# SOURCE EXTRACT
# spreek een (pronunciation )



## James Bates

In the sentence "Ik spreek een beetje Nederlands" ("I speak a little Dutch") does "spreek een" sound the same as "spreken"? They sure sound the same to my ear! It's as if you're saying, "Ik spreken beetje Nederlands", even though the "e" in "spreken" is supposed to be short, unlike the "ee" in "spreek".


----------



## sound shift

The first "e" in "spreken" is long, the same as the "ee" in "spreek".


----------



## James Bates

Oh, I see. I guess that explains why "Ik spreek een beetje Nederlands" sounds exactly as if it were "Ik spreken beetje Nederlands".


----------



## Suehil

In spoken Dutch (NL, at least) the 'n' would  not usually be pronounced if it were 'ik spreken beetje...' whereas it is clearly heard in 'ik spreek een beetje..'

Also, anyone who said 'ik spreken beetje..' would not be a native speaker so they would say it with a foreign accent.

# GIVEN MATERIAL
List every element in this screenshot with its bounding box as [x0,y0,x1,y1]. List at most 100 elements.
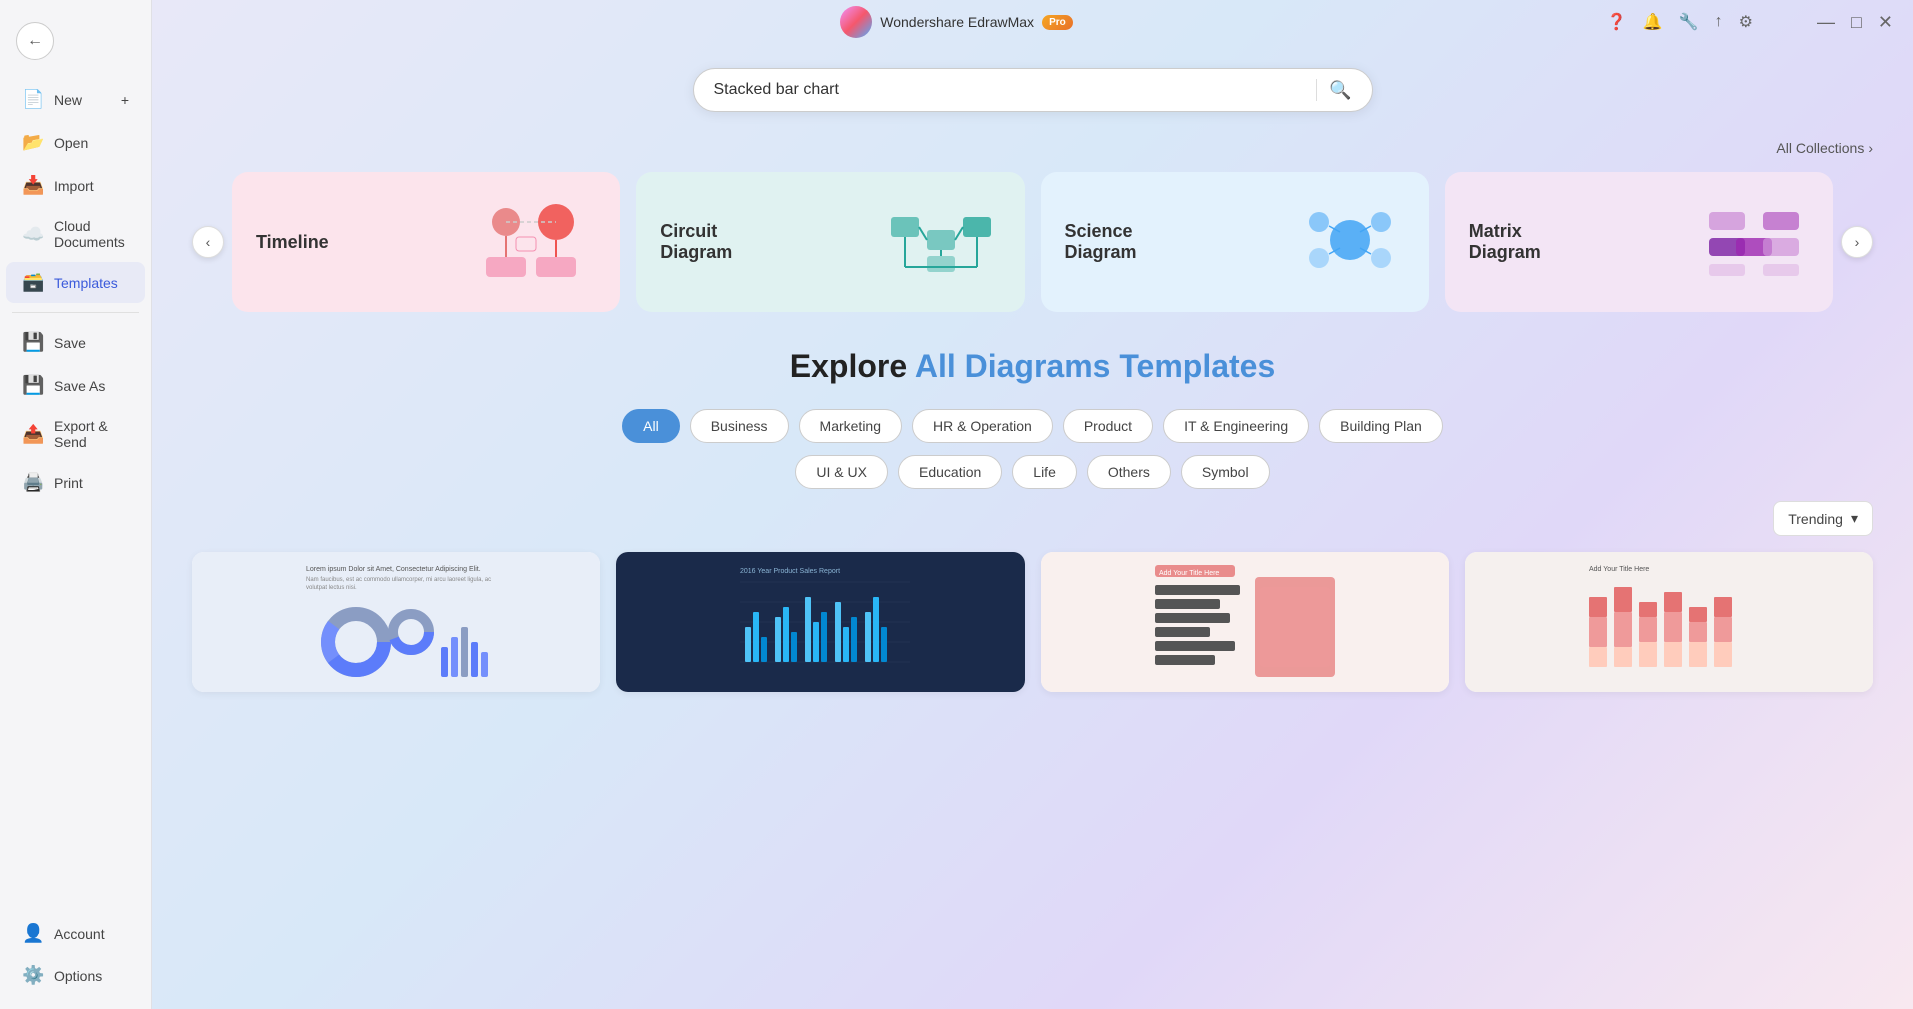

# DIRECTIONS
• a. According to the last reply in the Dutch pronunciation thread, how can a listener tell "ik spreek een beetje" apart from "ik spreken beetje"? Answer in one to three sentences.
• b. Rewrite the Dutch pronunciation thread starting at "In spoken Dutch" and ending at "a foreign accent.", with "foreign accent" switched to "noticeable accent".
• c. Carry the Dutch pronunciation thread on from its last reply.
The material above is separate from the Dutch pronunciation thread.

# REPLIES
• a. In spoken Dutch, at least in the Netherlands, the 'n' would usually not be pronounced in 'ik spreken beetje', but it is clearly heard in 'ik spreek een beetje'. Also, anyone saying 'ik spreken beetje' would not be a native speaker and would have a foreign accent.

• b.
In spoken Dutch (NL, at least) the 'n' would  not usually be pronounced if it were 'ik spreken beetje...' whereas it is clearly heard in 'ik spreek een beetje..'

Also, anyone who said 'ik spreken beetje..' would not be a native speaker so they would say it with a noticeable accent.

• c.
----------



## Muizer

Hi James,

It's very similar indeed but the "lettergreep" to which the k belongs makes the difference:

Ik-spreek-een-beet-je/bee-tje
Vs
Ik-spre-ken-beet-je

Im not a linguist btw, Just a native speaker


----------



## Sjonger

I agree with Muizer, but the difference is very small, and I think any native Dutch person would 'Ik spreken beetje Nederlands' hear as 'Ik spreek een beetje Nederlands'.


----------



## Couch Tomato

I agree with Sjonger. However, if you talk slowly the difference becomes much more significant.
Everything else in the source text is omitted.